-- Given task --
Quote each line of the material verbatim, without the pictures.

Dataset entries
####

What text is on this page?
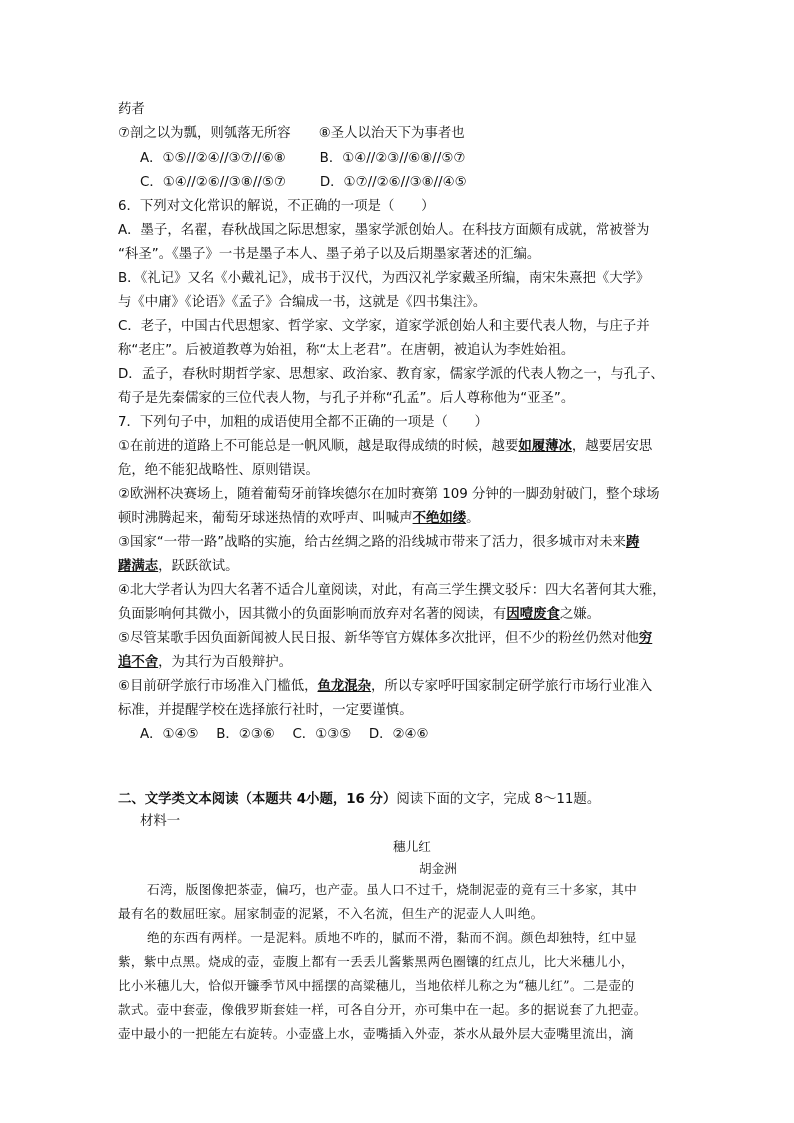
药者
⑦剖之以为瓢，则瓠落无所容 ⑧圣人以治天下为事者也
A．①⑤//②④//③⑦//⑥⑧	B．①④//②③//⑥⑧//⑤⑦
C．①④//②⑥//③⑧//⑤⑦	D．①⑦//②⑥//③⑧//④⑤
6．下列对文化常识的解说，不正确的一项是（　　）
A．墨子，名翟，春秋战国之际思想家，墨家学派创始人。在科技方面颇有成就，常被誉为
“科圣”。《墨子》一书是墨子本人、墨子弟子以及后期墨家著述的汇编。
B．《礼记》又名《小戴礼记》，成书于汉代，为西汉礼学家戴圣所编，南宋朱熹把《大学》
与《中庸》《论语》《孟子》合编成一书，这就是《四书集注》。
C．老子，中国古代思想家、哲学家、文学家，道家学派创始人和主要代表人物，与庄子并
称“老庄”。后被道教尊为始祖，称“太上老君”。在唐朝，被追认为李姓始祖。
D．孟子，春秋时期哲学家、思想家、政治家、教育家，儒家学派的代表人物之一，与孔子、
荀子是先秦儒家的三位代表人物，与孔子并称“孔孟”。后人尊称他为“亚圣”。
7．下列句子中，加粗的成语使用全都不正确的一项是（　　）
①在前进的道路上不可能总是一帆风顺，越是取得成绩的时候，越要如履薄冰，越要居安思
危，绝不能犯战略性、原则错误。
②欧洲杯决赛场上，随着葡萄牙前锋埃德尔在加时赛第 109 分钟的一脚劲射破门，整个球场
顿时沸腾起来，葡萄牙球迷热情的欢呼声、叫喊声不绝如缕。
③国家“一带一路”战略的实施，给古丝绸之路的沿线城市带来了活力，很多城市对未来踌
躇满志，跃跃欲试。
④北大学者认为四大名著不适合儿童阅读，对此，有高三学生撰文驳斥：四大名著何其大雅，
负面影响何其微小，因其微小的负面影响而放弃对名著的阅读，有因噎废食之嫌。
⑤尽管某歌手因负面新闻被人民日报、新华等官方媒体多次批评，但不少的粉丝仍然对他穷
追不舍，为其行为百般辩护。
⑥目前研学旅行市场准入门槛低，鱼龙混杂，所以专家呼吁国家制定研学旅行市场行业准入
标准，并提醒学校在选择旅行社时，一定要谨慎。
A．①④⑤　 B．②③⑥　 C．①③⑤　 D．②④⑥
二、文学类文本阅读（本题共 4小题，16 分）阅读下面的文字，完成 8～11题。
材料一
穗儿红
胡金洲
石湾，版图像把茶壶，偏巧，也产壶。虽人口不过千，烧制泥壶的竟有三十多家，其中
最有名的数屈旺家。屈家制壶的泥紧，不入名流，但生产的泥壶人人叫绝。
绝的东西有两样。一是泥料。质地不咋的，腻而不滑，黏而不润。颜色却独特，红中显
紫，紫中点黑。烧成的壶，壶腹上都有一丢丢儿酱紫黑两色圈镶的红点儿，比大米穗儿小，
比小米穗儿大，恰似开镰季节风中摇摆的高粱穗儿，当地依样儿称之为“穗儿红”。二是壶的
款式。壶中套壶，像俄罗斯套娃一样，可各自分开，亦可集中在一起。多的据说套了九把壶。
壶中最小的一把能左右旋转。小壶盛上水，壶嘴插入外壶，茶水从最外层大壶嘴里流出，滴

####

-- Completed exercise --
What text is on this page?
药者
⑦剖之以为瓢，则瓠落无所容 ⑧圣人以治天下为事者也
A．①⑤//②④//③⑦//⑥⑧	B．①④//②③//⑥⑧//⑤⑦
C．①④//②⑥//③⑧//⑤⑦	D．①⑦//②⑥//③⑧//④⑤
6．下列对文化常识的解说，不正确的一项是（　　）
A．墨子，名翟，春秋战国之际思想家，墨家学派创始人。在科技方面颇有成就，常被誉为
“科圣”。《墨子》一书是墨子本人、墨子弟子以及后期墨家著述的汇编。
B．《礼记》又名《小戴礼记》，成书于汉代，为西汉礼学家戴圣所编，南宋朱熹把《大学》
与《中庸》《论语》《孟子》合编成一书，这就是《四书集注》。
C．老子，中国古代思想家、哲学家、文学家，道家学派创始人和主要代表人物，与庄子并
称“老庄”。后被道教尊为始祖，称“太上老君”。在唐朝，被追认为李姓始祖。
D．孟子，春秋时期哲学家、思想家、政治家、教育家，儒家学派的代表人物之一，与孔子、
荀子是先秦儒家的三位代表人物，与孔子并称“孔孟”。后人尊称他为“亚圣”。
7．下列句子中，加粗的成语使用全都不正确的一项是（　　）
①在前进的道路上不可能总是一帆风顺，越是取得成绩的时候，越要如履薄冰，越要居安思
危，绝不能犯战略性、原则错误。
②欧洲杯决赛场上，随着葡萄牙前锋埃德尔在加时赛第 109 分钟的一脚劲射破门，整个球场
顿时沸腾起来，葡萄牙球迷热情的欢呼声、叫喊声不绝如缕。
③国家“一带一路”战略的实施，给古丝绸之路的沿线城市带来了活力，很多城市对未来踌
躇满志，跃跃欲试。
④北大学者认为四大名著不适合儿童阅读，对此，有高三学生撰文驳斥：四大名著何其大雅，
负面影响何其微小，因其微小的负面影响而放弃对名著的阅读，有因噎废食之嫌。
⑤尽管某歌手因负面新闻被人民日报、新华等官方媒体多次批评，但不少的粉丝仍然对他穷
追不舍，为其行为百般辩护。
⑥目前研学旅行市场准入门槛低，鱼龙混杂，所以专家呼吁国家制定研学旅行市场行业准入
标准，并提醒学校在选择旅行社时，一定要谨慎。
A．①④⑤　 B．②③⑥　 C．①③⑤　 D．②④⑥
二、文学类文本阅读（本题共 4小题，16 分）阅读下面的文字，完成 8～11题。
材料一
穗儿红
胡金洲
石湾，版图像把茶壶，偏巧，也产壶。虽人口不过千，烧制泥壶的竟有三十多家，其中
最有名的数屈旺家。屈家制壶的泥紧，不入名流，但生产的泥壶人人叫绝。
绝的东西有两样。一是泥料。质地不咋的，腻而不滑，黏而不润。颜色却独特，红中显
紫，紫中点黑。烧成的壶，壶腹上都有一丢丢儿酱紫黑两色圈镶的红点儿，比大米穗儿小，
比小米穗儿大，恰似开镰季节风中摇摆的高粱穗儿，当地依样儿称之为“穗儿红”。二是壶的
款式。壶中套壶，像俄罗斯套娃一样，可各自分开，亦可集中在一起。多的据说套了九把壶。
壶中最小的一把能左右旋转。小壶盛上水，壶嘴插入外壶，茶水从最外层大壶嘴里流出，滴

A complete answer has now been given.